Stated exercise:
Skip the pictures. Reproduce all other material exactly.

Stored data
◇ ◇ ◇ ◇

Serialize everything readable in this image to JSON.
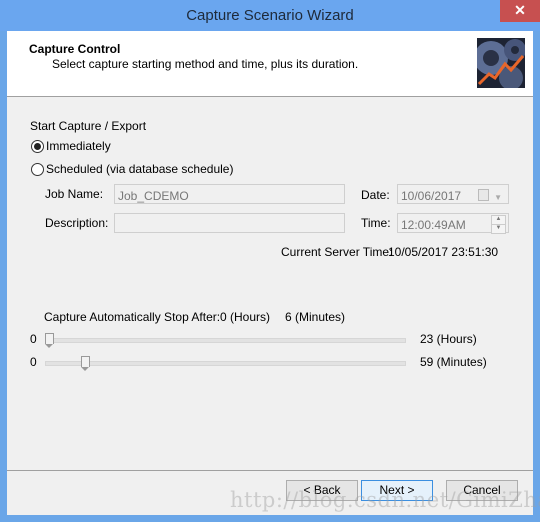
{
  "window": {
    "title": "Capture Scenario Wizard",
    "close_icon": "✕"
  },
  "header": {
    "title": "Capture Control",
    "subtitle": "Select capture starting method and time, plus its duration.",
    "logo_icon": "gears-chart-icon"
  },
  "start": {
    "group_label": "Start Capture / Export",
    "options": [
      {
        "label": "Immediately",
        "checked": true
      },
      {
        "label": "Scheduled (via database schedule)",
        "checked": false
      }
    ],
    "job_name_label": "Job Name:",
    "job_name_value": "Job_CDEMO",
    "description_label": "Description:",
    "description_value": "",
    "date_label": "Date:",
    "date_value": "10/06/2017",
    "time_label": "Time:",
    "time_value": "12:00:49AM",
    "server_time_label": "Current Server Time:",
    "server_time_value": "10/05/2017 23:51:30"
  },
  "stop": {
    "label": "Capture Automatically Stop After:",
    "hours_text": "0 (Hours)",
    "minutes_text": "6 (Minutes)",
    "hours_slider": {
      "min": 0,
      "max": 23,
      "value": 0,
      "min_label": "0",
      "max_label": "23 (Hours)"
    },
    "minutes_slider": {
      "min": 0,
      "max": 59,
      "value": 6,
      "min_label": "0",
      "max_label": "59 (Minutes)"
    }
  },
  "buttons": {
    "back": "< Back",
    "next": "Next >",
    "cancel": "Cancel"
  },
  "watermark": "http://blog.csdn.net/GimiZhang"
}
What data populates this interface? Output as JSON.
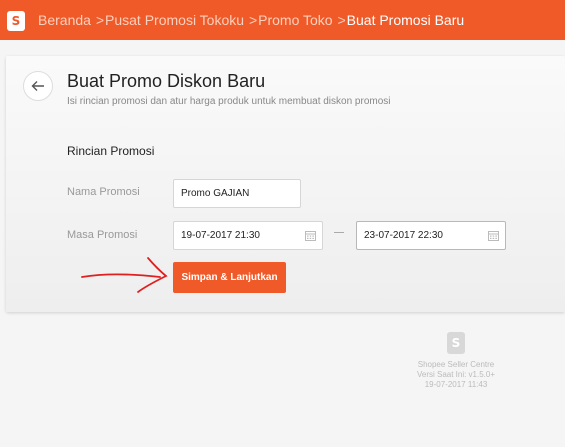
{
  "breadcrumb": {
    "items": [
      "Beranda",
      "Pusat Promosi Tokoku",
      "Promo Toko",
      "Buat Promosi Baru"
    ],
    "separator": ">"
  },
  "page": {
    "title": "Buat Promo Diskon Baru",
    "subtitle": "Isi rincian promosi dan atur harga produk untuk membuat diskon promosi"
  },
  "form": {
    "section_title": "Rincian Promosi",
    "name_label": "Nama Promosi",
    "name_value": "Promo GAJIAN",
    "period_label": "Masa Promosi",
    "start_value": "19-07-2017 21:30",
    "end_value": "23-07-2017 22:30",
    "save_label": "Simpan & Lanjutkan"
  },
  "footer": {
    "line1": "Shopee Seller Centre",
    "line2": "Versi Saat Ini: v1.5.0+",
    "line3": "19-07-2017 11:43"
  },
  "colors": {
    "brand": "#f05a28",
    "annotation": "#e02020"
  },
  "icons": [
    "shopee-logo-icon",
    "back-arrow-icon",
    "calendar-icon",
    "hand-drawn-arrow"
  ]
}
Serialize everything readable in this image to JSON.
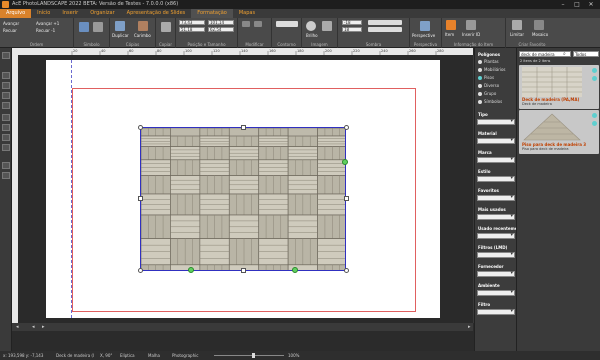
{
  "window": {
    "title": "AcE PhotoLANDSCAPE 2022 BETA: Versão de Testes - 7.0.0.0 (x86)"
  },
  "menu": [
    "Arquivo",
    "Início",
    "Inserir",
    "Organizar",
    "Apresentação de Slides",
    "Formatação",
    "Mapas"
  ],
  "ribbon": {
    "ordem": {
      "label": "Ordem",
      "forward": "Avançar",
      "back": "Recuar",
      "forward_one": "Avançar +1",
      "back_one": "Recuar -1"
    },
    "simbolo": {
      "label": "Símbolo"
    },
    "copias": {
      "label": "Cópias",
      "duplicate": "Duplicar",
      "carimbo": "Carimbo"
    },
    "copiar": {
      "label": "Copiar"
    },
    "posicao": {
      "label": "Posição e Tamanho",
      "x": "73,43",
      "y": "51,18",
      "w": "101,14",
      "h": "62,54"
    },
    "modificar": {
      "label": "Modificar"
    },
    "contorno": {
      "label": "Contorno"
    },
    "imagem": {
      "label": "Imagem",
      "brilho": "Brilho"
    },
    "sombra": {
      "label": "Sombra",
      "v1": "-18",
      "v2": "18"
    },
    "perspectiva": {
      "label": "Perspectiva",
      "btn": "Perspective"
    },
    "info": {
      "label": "Informação do Item",
      "item": "Item",
      "inserir": "Inserir ID"
    },
    "criar": {
      "label": "Criar Favorito",
      "limitar": "Limitar",
      "mosaico": "Mosaico"
    }
  },
  "rulers": {
    "top": [
      "20",
      "40",
      "60",
      "80",
      "100",
      "120",
      "140",
      "160",
      "180",
      "200",
      "220",
      "240",
      "260",
      "280"
    ]
  },
  "categories": {
    "header": "Polígonos",
    "radios": [
      "Plantas",
      "Mobiliários",
      "Pisos",
      "Diverso",
      "Grupo",
      "Símbolos"
    ],
    "filters": [
      "Tipo",
      "Material",
      "Marca",
      "Estilo",
      "Favoritos",
      "Mais usados",
      "Usado recentemente",
      "Filtros (LMD)",
      "Fornecedor",
      "Ambiente",
      "Filtro"
    ]
  },
  "resources": {
    "search_value": "deck de madeira",
    "scope": "Todos",
    "count": "2 itens de 2 itens",
    "items": [
      {
        "title": "Deck de madeira (PA,MA)",
        "sub": "Deck de madeira"
      },
      {
        "title": "Piso para deck de madeira 3",
        "sub": "Piso para deck de madeira"
      }
    ]
  },
  "status": {
    "coords": "x: 193,598  y: -7,143",
    "item": "Deck de madeira (l",
    "angle": "X, 90°",
    "eliptica": "Elíptica",
    "malha": "Malha",
    "mode": "Photographic",
    "zoom": "100%"
  },
  "colors": {
    "accent": "#d9822b",
    "selection": "#3030c0",
    "handle_green": "#5fcf5f",
    "frame_red": "#e06060"
  }
}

◇ ◇ ◇ ◇

Problem solution:
Serialize everything readable in this image to JSON.
{
  "window": {
    "title": "Capture Scenario Wizard",
    "close_icon": "✕"
  },
  "header": {
    "title": "Capture Control",
    "subtitle": "Select capture starting method and time, plus its duration.",
    "logo_icon": "gears-chart-icon"
  },
  "start": {
    "group_label": "Start Capture / Export",
    "options": [
      {
        "label": "Immediately",
        "checked": true
      },
      {
        "label": "Scheduled (via database schedule)",
        "checked": false
      }
    ],
    "job_name_label": "Job Name:",
    "job_name_value": "Job_CDEMO",
    "description_label": "Description:",
    "description_value": "",
    "date_label": "Date:",
    "date_value": "10/06/2017",
    "time_label": "Time:",
    "time_value": "12:00:49AM",
    "server_time_label": "Current Server Time:",
    "server_time_value": "10/05/2017 23:51:30"
  },
  "stop": {
    "label": "Capture Automatically Stop After:",
    "hours_text": "0 (Hours)",
    "minutes_text": "6 (Minutes)",
    "hours_slider": {
      "min": 0,
      "max": 23,
      "value": 0,
      "min_label": "0",
      "max_label": "23 (Hours)"
    },
    "minutes_slider": {
      "min": 0,
      "max": 59,
      "value": 6,
      "min_label": "0",
      "max_label": "59 (Minutes)"
    }
  },
  "buttons": {
    "back": "< Back",
    "next": "Next >",
    "cancel": "Cancel"
  },
  "watermark": "http://blog.csdn.net/GimiZhang"
}
What data populates this interface? Output as JSON.
{
  "breadcrumb": {
    "items": [
      "Beranda",
      "Pusat Promosi Tokoku",
      "Promo Toko",
      "Buat Promosi Baru"
    ],
    "separator": ">"
  },
  "page": {
    "title": "Buat Promo Diskon Baru",
    "subtitle": "Isi rincian promosi dan atur harga produk untuk membuat diskon promosi"
  },
  "form": {
    "section_title": "Rincian Promosi",
    "name_label": "Nama Promosi",
    "name_value": "Promo GAJIAN",
    "period_label": "Masa Promosi",
    "start_value": "19-07-2017 21:30",
    "end_value": "23-07-2017 22:30",
    "save_label": "Simpan & Lanjutkan"
  },
  "footer": {
    "line1": "Shopee Seller Centre",
    "line2": "Versi Saat Ini: v1.5.0+",
    "line3": "19-07-2017 11:43"
  },
  "colors": {
    "brand": "#f05a28",
    "annotation": "#e02020"
  },
  "icons": [
    "shopee-logo-icon",
    "back-arrow-icon",
    "calendar-icon",
    "hand-drawn-arrow"
  ]
}
Serialize everything readable in this image to JSON.
{
  "window": {
    "title": "AcE PhotoLANDSCAPE 2022 BETA: Versão de Testes - 7.0.0.0 (x86)"
  },
  "menu": [
    "Arquivo",
    "Início",
    "Inserir",
    "Organizar",
    "Apresentação de Slides",
    "Formatação",
    "Mapas"
  ],
  "ribbon": {
    "ordem": {
      "label": "Ordem",
      "forward": "Avançar",
      "back": "Recuar",
      "forward_one": "Avançar +1",
      "back_one": "Recuar -1"
    },
    "simbolo": {
      "label": "Símbolo"
    },
    "copias": {
      "label": "Cópias",
      "duplicate": "Duplicar",
      "carimbo": "Carimbo"
    },
    "copiar": {
      "label": "Copiar"
    },
    "posicao": {
      "label": "Posição e Tamanho",
      "x": "73,43",
      "y": "51,18",
      "w": "101,14",
      "h": "62,54"
    },
    "modificar": {
      "label": "Modificar"
    },
    "contorno": {
      "label": "Contorno"
    },
    "imagem": {
      "label": "Imagem",
      "brilho": "Brilho"
    },
    "sombra": {
      "label": "Sombra",
      "v1": "-18",
      "v2": "18"
    },
    "perspectiva": {
      "label": "Perspectiva",
      "btn": "Perspective"
    },
    "info": {
      "label": "Informação do Item",
      "item": "Item",
      "inserir": "Inserir ID"
    },
    "criar": {
      "label": "Criar Favorito",
      "limitar": "Limitar",
      "mosaico": "Mosaico"
    }
  },
  "rulers": {
    "top": [
      "20",
      "40",
      "60",
      "80",
      "100",
      "120",
      "140",
      "160",
      "180",
      "200",
      "220",
      "240",
      "260",
      "280"
    ]
  },
  "categories": {
    "header": "Polígonos",
    "radios": [
      "Plantas",
      "Mobiliários",
      "Pisos",
      "Diverso",
      "Grupo",
      "Símbolos"
    ],
    "filters": [
      "Tipo",
      "Material",
      "Marca",
      "Estilo",
      "Favoritos",
      "Mais usados",
      "Usado recentemente",
      "Filtros (LMD)",
      "Fornecedor",
      "Ambiente",
      "Filtro"
    ]
  },
  "resources": {
    "search_value": "deck de madeira",
    "scope": "Todos",
    "count": "2 itens de 2 itens",
    "items": [
      {
        "title": "Deck de madeira (PA,MA)",
        "sub": "Deck de madeira"
      },
      {
        "title": "Piso para deck de madeira 3",
        "sub": "Piso para deck de madeira"
      }
    ]
  },
  "status": {
    "coords": "x: 193,598  y: -7,143",
    "item": "Deck de madeira (l",
    "angle": "X, 90°",
    "eliptica": "Elíptica",
    "malha": "Malha",
    "mode": "Photographic",
    "zoom": "100%"
  },
  "colors": {
    "accent": "#d9822b",
    "selection": "#3030c0",
    "handle_green": "#5fcf5f",
    "frame_red": "#e06060"
  }
}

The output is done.